**DO THIS**
Tally the lines in the data that follows that include the word "title", and report nothing but the total.

----- SUPPLIED DATA

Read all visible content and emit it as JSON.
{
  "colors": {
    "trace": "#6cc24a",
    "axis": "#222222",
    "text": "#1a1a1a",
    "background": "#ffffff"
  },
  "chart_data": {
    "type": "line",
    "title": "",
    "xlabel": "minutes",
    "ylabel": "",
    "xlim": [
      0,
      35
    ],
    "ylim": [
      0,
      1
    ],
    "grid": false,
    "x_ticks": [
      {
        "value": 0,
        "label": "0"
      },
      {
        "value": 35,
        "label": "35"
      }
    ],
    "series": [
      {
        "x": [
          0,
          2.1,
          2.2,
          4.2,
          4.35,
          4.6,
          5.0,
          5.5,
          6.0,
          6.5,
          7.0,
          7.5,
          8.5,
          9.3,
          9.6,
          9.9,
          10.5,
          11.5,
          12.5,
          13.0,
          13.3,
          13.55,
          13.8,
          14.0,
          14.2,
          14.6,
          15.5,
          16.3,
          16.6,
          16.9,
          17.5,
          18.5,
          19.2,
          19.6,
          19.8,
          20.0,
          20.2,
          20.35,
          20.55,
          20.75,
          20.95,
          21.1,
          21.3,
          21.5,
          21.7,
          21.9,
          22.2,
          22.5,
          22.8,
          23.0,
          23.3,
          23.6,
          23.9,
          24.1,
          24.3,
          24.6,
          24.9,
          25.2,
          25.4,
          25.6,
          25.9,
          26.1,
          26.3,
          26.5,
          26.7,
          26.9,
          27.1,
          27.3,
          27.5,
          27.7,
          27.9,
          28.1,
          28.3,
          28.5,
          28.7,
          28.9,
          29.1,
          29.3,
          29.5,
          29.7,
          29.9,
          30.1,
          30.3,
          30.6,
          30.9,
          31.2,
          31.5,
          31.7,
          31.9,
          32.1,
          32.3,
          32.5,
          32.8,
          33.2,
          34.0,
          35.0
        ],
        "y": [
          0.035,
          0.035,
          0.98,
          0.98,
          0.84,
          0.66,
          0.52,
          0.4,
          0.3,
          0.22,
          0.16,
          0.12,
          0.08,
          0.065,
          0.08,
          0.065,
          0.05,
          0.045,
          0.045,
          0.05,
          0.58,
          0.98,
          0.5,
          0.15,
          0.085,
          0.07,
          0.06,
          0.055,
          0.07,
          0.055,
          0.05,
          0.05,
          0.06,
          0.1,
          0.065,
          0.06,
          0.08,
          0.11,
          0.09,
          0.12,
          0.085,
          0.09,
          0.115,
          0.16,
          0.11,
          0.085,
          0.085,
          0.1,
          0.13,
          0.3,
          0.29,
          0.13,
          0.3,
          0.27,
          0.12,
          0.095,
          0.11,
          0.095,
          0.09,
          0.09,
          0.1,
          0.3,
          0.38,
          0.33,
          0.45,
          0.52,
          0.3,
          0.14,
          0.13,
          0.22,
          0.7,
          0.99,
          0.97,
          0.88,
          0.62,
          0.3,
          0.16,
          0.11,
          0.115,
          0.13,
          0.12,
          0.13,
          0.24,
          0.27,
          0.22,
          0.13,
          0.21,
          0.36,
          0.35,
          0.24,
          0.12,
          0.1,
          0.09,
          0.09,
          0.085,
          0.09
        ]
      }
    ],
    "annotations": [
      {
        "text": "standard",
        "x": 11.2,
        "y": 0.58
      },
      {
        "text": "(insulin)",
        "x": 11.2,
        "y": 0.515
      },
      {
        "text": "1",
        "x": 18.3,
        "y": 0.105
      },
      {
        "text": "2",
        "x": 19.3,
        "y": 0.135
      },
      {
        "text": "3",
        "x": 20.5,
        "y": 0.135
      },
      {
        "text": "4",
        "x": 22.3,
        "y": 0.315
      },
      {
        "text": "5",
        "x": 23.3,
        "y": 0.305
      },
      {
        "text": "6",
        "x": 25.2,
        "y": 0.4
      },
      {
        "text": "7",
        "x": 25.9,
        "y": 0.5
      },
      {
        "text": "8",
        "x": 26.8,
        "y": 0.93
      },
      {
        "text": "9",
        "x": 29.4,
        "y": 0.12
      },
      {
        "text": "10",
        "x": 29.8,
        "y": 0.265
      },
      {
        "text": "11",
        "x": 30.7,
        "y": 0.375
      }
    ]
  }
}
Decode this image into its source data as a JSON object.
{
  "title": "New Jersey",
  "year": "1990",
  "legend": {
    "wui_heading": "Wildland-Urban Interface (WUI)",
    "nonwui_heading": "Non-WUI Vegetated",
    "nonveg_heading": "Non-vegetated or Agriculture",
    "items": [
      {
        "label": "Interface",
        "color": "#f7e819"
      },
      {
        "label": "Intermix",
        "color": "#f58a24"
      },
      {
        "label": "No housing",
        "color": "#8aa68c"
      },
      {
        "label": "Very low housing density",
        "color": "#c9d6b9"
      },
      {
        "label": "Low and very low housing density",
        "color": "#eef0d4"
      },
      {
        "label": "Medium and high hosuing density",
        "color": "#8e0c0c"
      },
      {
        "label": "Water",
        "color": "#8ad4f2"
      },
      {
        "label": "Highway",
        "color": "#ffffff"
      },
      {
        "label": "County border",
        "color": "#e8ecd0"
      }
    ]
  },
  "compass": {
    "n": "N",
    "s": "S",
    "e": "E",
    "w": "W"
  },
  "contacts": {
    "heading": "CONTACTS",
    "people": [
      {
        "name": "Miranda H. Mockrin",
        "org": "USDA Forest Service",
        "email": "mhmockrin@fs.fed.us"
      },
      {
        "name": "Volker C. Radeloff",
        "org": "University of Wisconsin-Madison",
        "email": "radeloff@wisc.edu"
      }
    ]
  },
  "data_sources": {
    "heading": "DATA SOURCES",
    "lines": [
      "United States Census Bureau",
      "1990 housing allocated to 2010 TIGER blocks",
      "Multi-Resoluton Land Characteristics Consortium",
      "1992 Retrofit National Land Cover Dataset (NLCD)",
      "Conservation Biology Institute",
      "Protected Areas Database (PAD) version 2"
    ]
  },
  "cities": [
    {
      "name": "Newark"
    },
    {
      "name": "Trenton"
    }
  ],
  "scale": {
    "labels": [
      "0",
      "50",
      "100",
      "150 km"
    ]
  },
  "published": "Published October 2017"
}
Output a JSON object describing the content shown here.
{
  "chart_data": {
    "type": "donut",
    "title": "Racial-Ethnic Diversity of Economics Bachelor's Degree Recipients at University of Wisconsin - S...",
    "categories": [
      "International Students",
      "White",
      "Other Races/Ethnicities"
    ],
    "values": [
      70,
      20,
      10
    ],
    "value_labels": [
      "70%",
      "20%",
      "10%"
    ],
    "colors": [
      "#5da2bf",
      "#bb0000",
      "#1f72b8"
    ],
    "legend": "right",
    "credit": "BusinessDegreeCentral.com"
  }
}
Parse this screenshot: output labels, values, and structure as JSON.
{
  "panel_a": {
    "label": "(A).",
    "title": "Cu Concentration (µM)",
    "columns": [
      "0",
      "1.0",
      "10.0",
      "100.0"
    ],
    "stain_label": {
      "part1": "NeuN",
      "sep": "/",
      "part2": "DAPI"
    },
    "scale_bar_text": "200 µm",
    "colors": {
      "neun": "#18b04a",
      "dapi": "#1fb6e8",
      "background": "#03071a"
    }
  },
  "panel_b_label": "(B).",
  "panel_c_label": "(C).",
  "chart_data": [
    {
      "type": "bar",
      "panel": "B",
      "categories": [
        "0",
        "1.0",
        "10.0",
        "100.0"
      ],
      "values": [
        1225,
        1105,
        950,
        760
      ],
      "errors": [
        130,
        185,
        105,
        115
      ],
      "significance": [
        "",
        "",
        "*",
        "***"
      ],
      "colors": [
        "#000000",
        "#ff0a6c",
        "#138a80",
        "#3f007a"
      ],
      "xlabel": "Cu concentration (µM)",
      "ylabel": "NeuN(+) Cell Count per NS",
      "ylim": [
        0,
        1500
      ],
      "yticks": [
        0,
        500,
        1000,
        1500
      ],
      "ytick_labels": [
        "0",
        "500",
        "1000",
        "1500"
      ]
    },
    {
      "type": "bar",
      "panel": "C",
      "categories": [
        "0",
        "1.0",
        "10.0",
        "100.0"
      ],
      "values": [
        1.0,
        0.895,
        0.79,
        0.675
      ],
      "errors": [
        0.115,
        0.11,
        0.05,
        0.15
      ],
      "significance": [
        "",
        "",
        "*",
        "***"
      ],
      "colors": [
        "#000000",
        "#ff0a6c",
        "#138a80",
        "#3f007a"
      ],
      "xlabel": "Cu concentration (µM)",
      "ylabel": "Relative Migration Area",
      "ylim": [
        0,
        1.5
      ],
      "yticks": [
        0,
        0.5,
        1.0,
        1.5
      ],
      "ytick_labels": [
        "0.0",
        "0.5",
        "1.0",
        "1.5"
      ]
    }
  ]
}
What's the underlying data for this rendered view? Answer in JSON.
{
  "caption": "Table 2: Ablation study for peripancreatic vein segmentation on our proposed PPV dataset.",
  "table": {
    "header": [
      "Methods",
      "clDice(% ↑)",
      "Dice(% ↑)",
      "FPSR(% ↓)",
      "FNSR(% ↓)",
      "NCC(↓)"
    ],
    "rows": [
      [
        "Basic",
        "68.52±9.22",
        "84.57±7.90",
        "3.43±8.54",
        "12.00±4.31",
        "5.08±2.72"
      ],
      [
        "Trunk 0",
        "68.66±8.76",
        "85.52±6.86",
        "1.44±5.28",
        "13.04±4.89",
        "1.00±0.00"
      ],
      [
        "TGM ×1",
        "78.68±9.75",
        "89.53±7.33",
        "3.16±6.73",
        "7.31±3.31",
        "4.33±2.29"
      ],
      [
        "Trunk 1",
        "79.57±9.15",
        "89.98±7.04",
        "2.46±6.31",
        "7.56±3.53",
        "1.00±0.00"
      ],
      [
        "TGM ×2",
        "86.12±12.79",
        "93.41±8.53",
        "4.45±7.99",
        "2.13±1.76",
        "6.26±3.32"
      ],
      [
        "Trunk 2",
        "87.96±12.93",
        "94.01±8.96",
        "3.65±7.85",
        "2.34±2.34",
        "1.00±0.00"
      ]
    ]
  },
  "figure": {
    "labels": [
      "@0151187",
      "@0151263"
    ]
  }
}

----------

**TASK RESULT**
4